### Rows ###

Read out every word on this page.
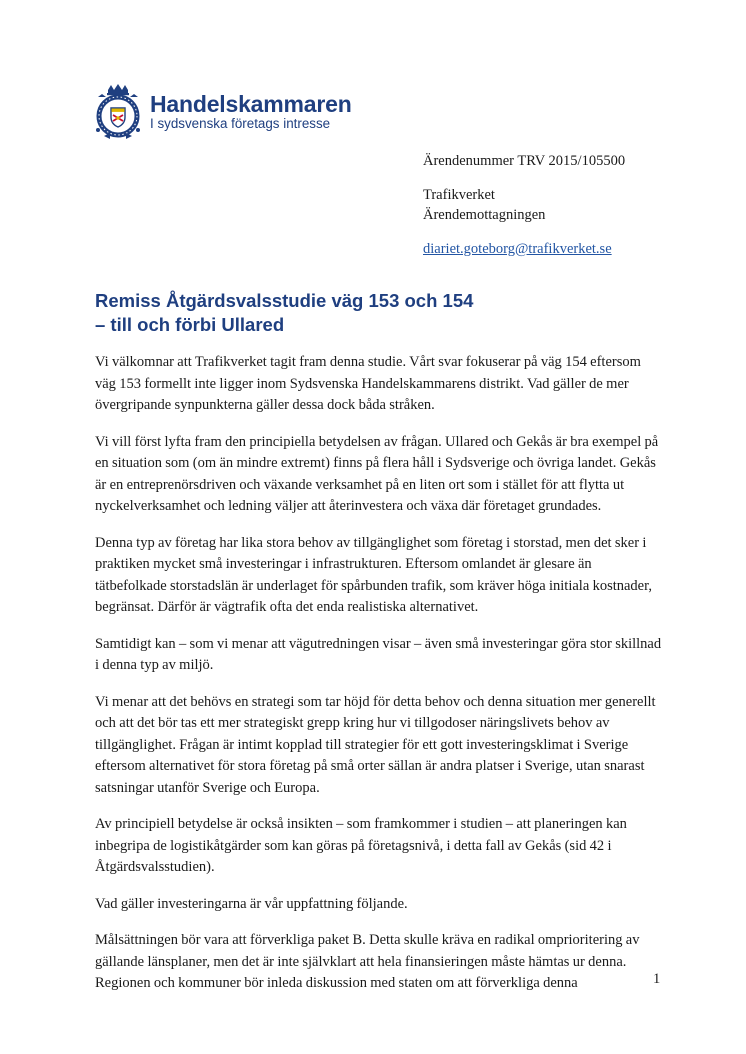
Handelskammaren
I sydsvenska företags intresse

Ärendenummer TRV 2015/105500

Trafikverket
Ärendemottagningen

diariet.goteborg@trafikverket.se

Remiss Åtgärdsvalsstudie väg 153 och 154
– till och förbi Ullared

Vi välkomnar att Trafikverket tagit fram denna studie. Vårt svar fokuserar på väg 154 eftersom väg 153 formellt inte ligger inom Sydsvenska Handelskammarens distrikt. Vad gäller de mer övergripande synpunkterna gäller dessa dock båda stråken.

Vi vill först lyfta fram den principiella betydelsen av frågan. Ullared och Gekås är bra exempel på en situation som (om än mindre extremt) finns på flera håll i Sydsverige och övriga landet. Gekås är en entreprenörsdriven och växande verksamhet på en liten ort som i stället för att flytta ut nyckelverksamhet och ledning väljer att återinvestera och växa där företaget grundades.

Denna typ av företag har lika stora behov av tillgänglighet som företag i storstad, men det sker i praktiken mycket små investeringar i infrastrukturen. Eftersom omlandet är glesare än tätbefolkade storstadslän är underlaget för spårbunden trafik, som kräver höga initiala kostnader, begränsat. Därför är vägtrafik ofta det enda realistiska alternativet.

Samtidigt kan – som vi menar att vägutredningen visar – även små investeringar göra stor skillnad i denna typ av miljö.

Vi menar att det behövs en strategi som tar höjd för detta behov och denna situation mer generellt och att det bör tas ett mer strategiskt grepp kring hur vi tillgodoser näringslivets behov av tillgänglighet. Frågan är intimt kopplad till strategier för ett gott investeringsklimat i Sverige eftersom alternativet för stora företag på små orter sällan är andra platser i Sverige, utan snarast satsningar utanför Sverige och Europa.

Av principiell betydelse är också insikten – som framkommer i studien – att planeringen kan inbegripa de logistikåtgärder som kan göras på företagsnivå, i detta fall av Gekås (sid 42 i Åtgärdsvalsstudien).

Vad gäller investeringarna är vår uppfattning följande.

Målsättningen bör vara att förverkliga paket B. Detta skulle kräva en radikal omprioritering av gällande länsplaner, men det är inte självklart att hela finansieringen måste hämtas ur denna. Regionen och kommuner bör inleda diskussion med staten om att förverkliga denna	1
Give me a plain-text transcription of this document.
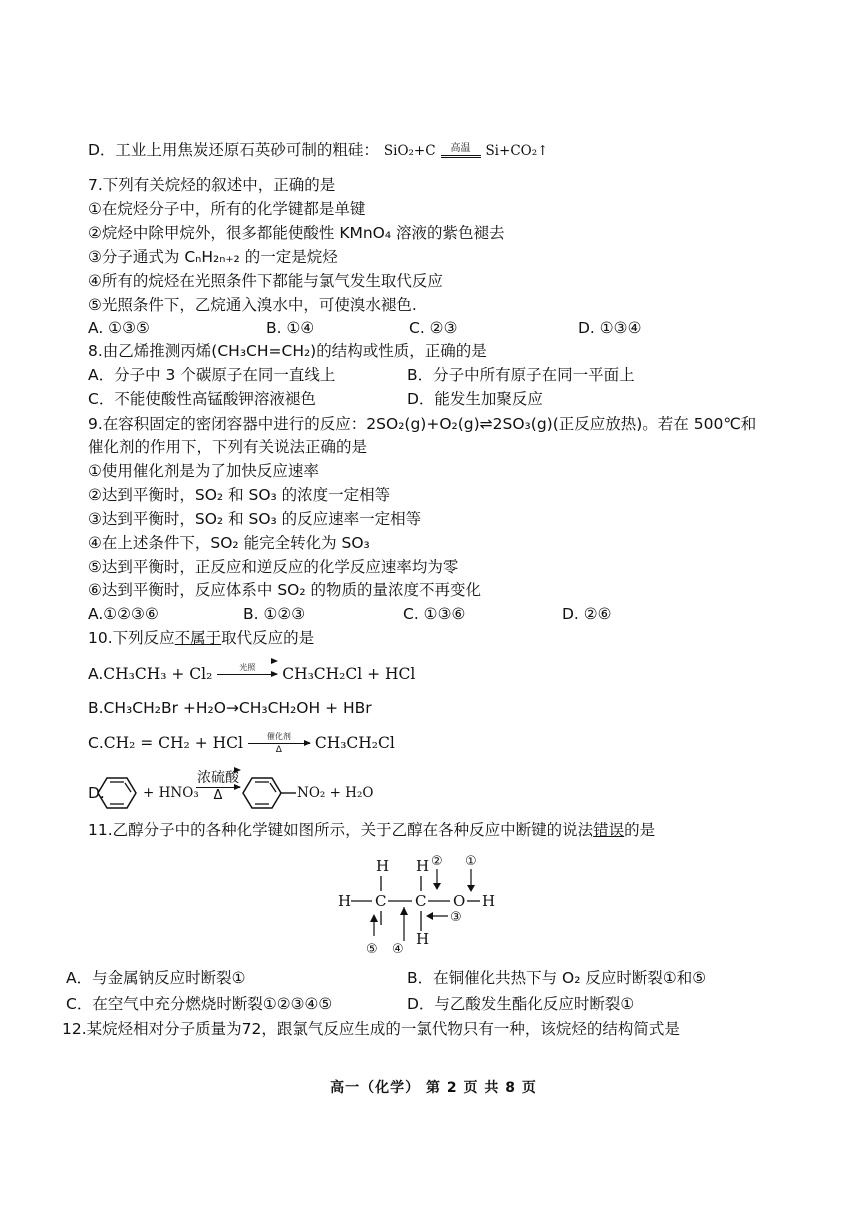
D．工业上用焦炭还原石英砂可制的粗硅： SiO₂+C	高温	Si+CO₂↑
7.下列有关烷烃的叙述中，正确的是
①在烷烃分子中，所有的化学键都是单键
②烷烃中除甲烷外，很多都能使酸性 KMnO₄ 溶液的紫色褪去
③分子通式为 CₙH₂ₙ₊₂ 的一定是烷烃
④所有的烷烃在光照条件下都能与氯气发生取代反应
⑤光照条件下，乙烷通入溴水中，可使溴水褪色.
A. ①③⑤	B. ①④	C. ②③	D. ①③④
8.由乙烯推测丙烯(CH₃CH=CH₂)的结构或性质，正确的是
A．分子中 3 个碳原子在同一直线上	B．分子中所有原子在同一平面上
C．不能使酸性高锰酸钾溶液褪色	D．能发生加聚反应
9.在容积固定的密闭容器中进行的反应：2SO₂(g)+O₂(g)⇌2SO₃(g)(正反应放热)。若在 500℃和
催化剂的作用下，下列有关说法正确的是
①使用催化剂是为了加快反应速率
②达到平衡时，SO₂ 和 SO₃ 的浓度一定相等
③达到平衡时，SO₂ 和 SO₃ 的反应速率一定相等
④在上述条件下，SO₂ 能完全转化为 SO₃
⑤达到平衡时，正反应和逆反应的化学反应速率均为零
⑥达到平衡时，反应体系中 SO₂ 的物质的量浓度不再变化
A.①②③⑥	B. ①②③	C. ①③⑥	D. ②⑥
10.下列反应不属于取代反应的是
A.CH₃CH₃ + Cl₂	光照
	CH₃CH₂Cl + HCl
B.CH₃CH₂Br +H₂O→CH₃CH₂OH + HBr
C.CH₂ = CH₂ + HCl	催化剂
Δ	CH₃CH₂Cl
D.	+ HNO₃
浓硫酸
Δ	NO₂ + H₂O
11.乙醇分子中的各种化学键如图所示，关于乙醇在各种反应中断键的说法错误的是
H H ② ①
H C C O H
③
H
⑤ ④
A．与金属钠反应时断裂①	B．在铜催化共热下与 O₂ 反应时断裂①和⑤
C．在空气中充分燃烧时断裂①②③④⑤	D．与乙酸发生酯化反应时断裂①
12.某烷烃相对分子质量为72，跟氯气反应生成的一氯代物只有一种，该烷烃的结构简式是
高一（化学） 第 2 页 共 8 页
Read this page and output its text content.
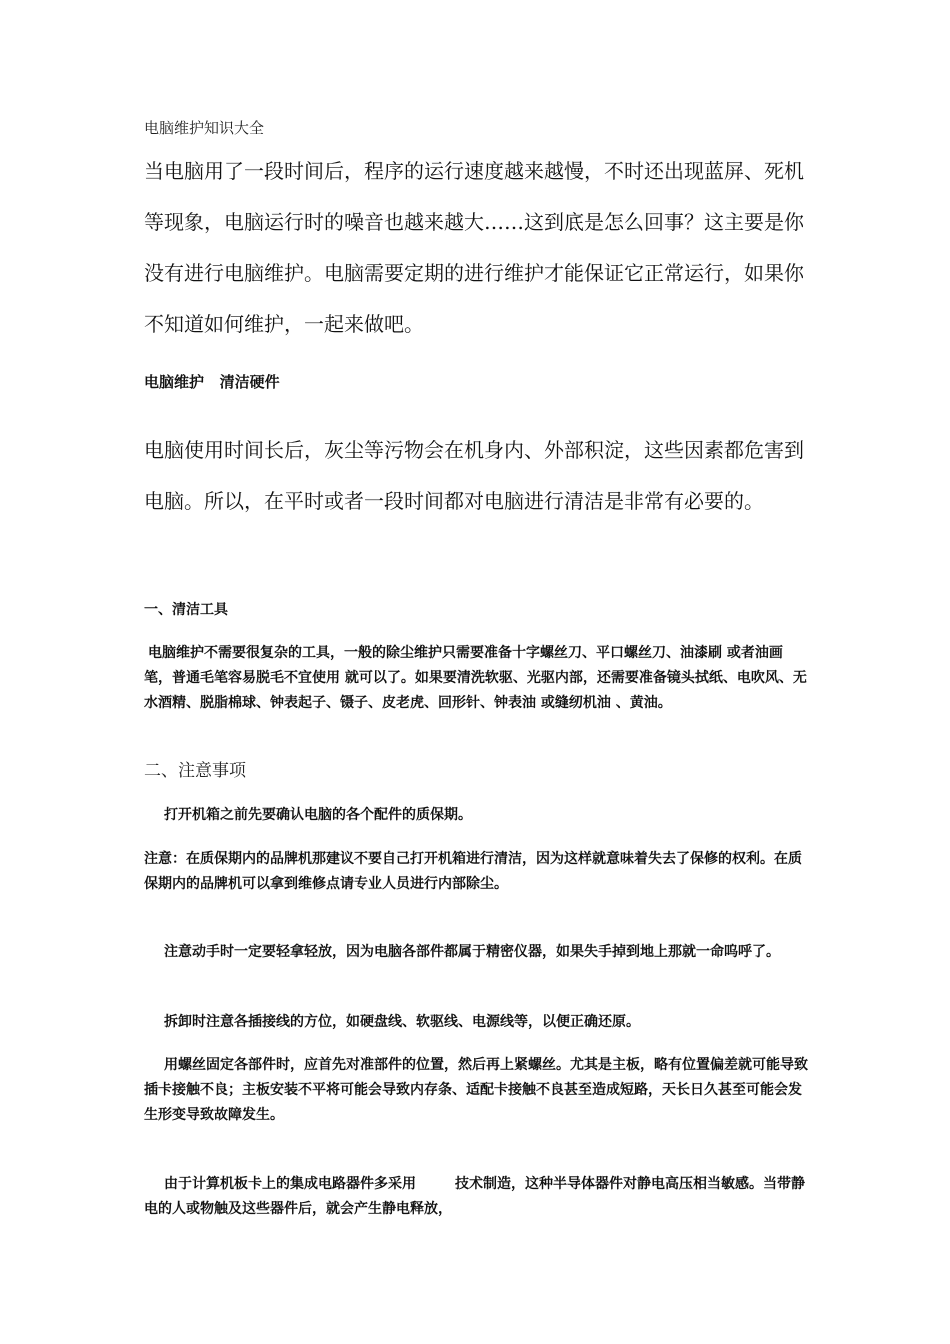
电脑维护知识大全

当电脑用了一段时间后，程序的运行速度越来越慢，不时还出现蓝屏、死机等现象，电脑运行时的噪音也越来越大……这到底是怎么回事？这主要是你没有进行电脑维护。电脑需要定期的进行维护才能保证它正常运行，如果你不知道如何维护，一起来做吧。

电脑维护   清洁硬件

电脑使用时间长后，灰尘等污物会在机身内、外部积淀，这些因素都危害到电脑。所以，在平时或者一段时间都对电脑进行清洁是非常有必要的。

一、清洁工具

电脑维护不需要很复杂的工具，一般的除尘维护只需要准备十字螺丝刀、平口螺丝刀、油漆刷 或者油画笔，普通毛笔容易脱毛不宜使用 就可以了。如果要清洗软驱、光驱内部，还需要准备镜头拭纸、电吹风、无水酒精、脱脂棉球、钟表起子、镊子、皮老虎、回形针、钟表油 或缝纫机油 、黄油。

二、注意事项

打开机箱之前先要确认电脑的各个配件的质保期。

注意：在质保期内的品牌机那建议不要自己打开机箱进行清洁，因为这样就意味着失去了保修的权利。在质保期内的品牌机可以拿到维修点请专业人员进行内部除尘。

注意动手时一定要轻拿轻放，因为电脑各部件都属于精密仪器，如果失手掉到地上那就一命呜呼了。

拆卸时注意各插接线的方位，如硬盘线、软驱线、电源线等，以便正确还原。

用螺丝固定各部件时，应首先对准部件的位置，然后再上紧螺丝。尤其是主板，略有位置偏差就可能导致插卡接触不良；主板安装不平将可能会导致内存条、适配卡接触不良甚至造成短路，天长日久甚至可能会发生形变导致故障发生。

由于计算机板卡上的集成电路器件多采用        技术制造，这种半导体器件对静电高压相当敏感。当带静电的人或物触及这些器件后，就会产生静电释放，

###

◆ **Requirements**:
Copy out exactly the lines between the line containing "Read this page and output its text content." and the end of the entries, including both, and leave the pictures behind.

◆ **Task solution**:
Read this page and output its text content.
电脑维护知识大全

当电脑用了一段时间后，程序的运行速度越来越慢，不时还出现蓝屏、死机等现象，电脑运行时的噪音也越来越大……这到底是怎么回事？这主要是你没有进行电脑维护。电脑需要定期的进行维护才能保证它正常运行，如果你不知道如何维护，一起来做吧。

电脑维护   清洁硬件

电脑使用时间长后，灰尘等污物会在机身内、外部积淀，这些因素都危害到电脑。所以，在平时或者一段时间都对电脑进行清洁是非常有必要的。

一、清洁工具

电脑维护不需要很复杂的工具，一般的除尘维护只需要准备十字螺丝刀、平口螺丝刀、油漆刷 或者油画笔，普通毛笔容易脱毛不宜使用 就可以了。如果要清洗软驱、光驱内部，还需要准备镜头拭纸、电吹风、无水酒精、脱脂棉球、钟表起子、镊子、皮老虎、回形针、钟表油 或缝纫机油 、黄油。

二、注意事项

打开机箱之前先要确认电脑的各个配件的质保期。

注意：在质保期内的品牌机那建议不要自己打开机箱进行清洁，因为这样就意味着失去了保修的权利。在质保期内的品牌机可以拿到维修点请专业人员进行内部除尘。

注意动手时一定要轻拿轻放，因为电脑各部件都属于精密仪器，如果失手掉到地上那就一命呜呼了。

拆卸时注意各插接线的方位，如硬盘线、软驱线、电源线等，以便正确还原。

用螺丝固定各部件时，应首先对准部件的位置，然后再上紧螺丝。尤其是主板，略有位置偏差就可能导致插卡接触不良；主板安装不平将可能会导致内存条、适配卡接触不良甚至造成短路，天长日久甚至可能会发生形变导致故障发生。

由于计算机板卡上的集成电路器件多采用        技术制造，这种半导体器件对静电高压相当敏感。当带静电的人或物触及这些器件后，就会产生静电释放，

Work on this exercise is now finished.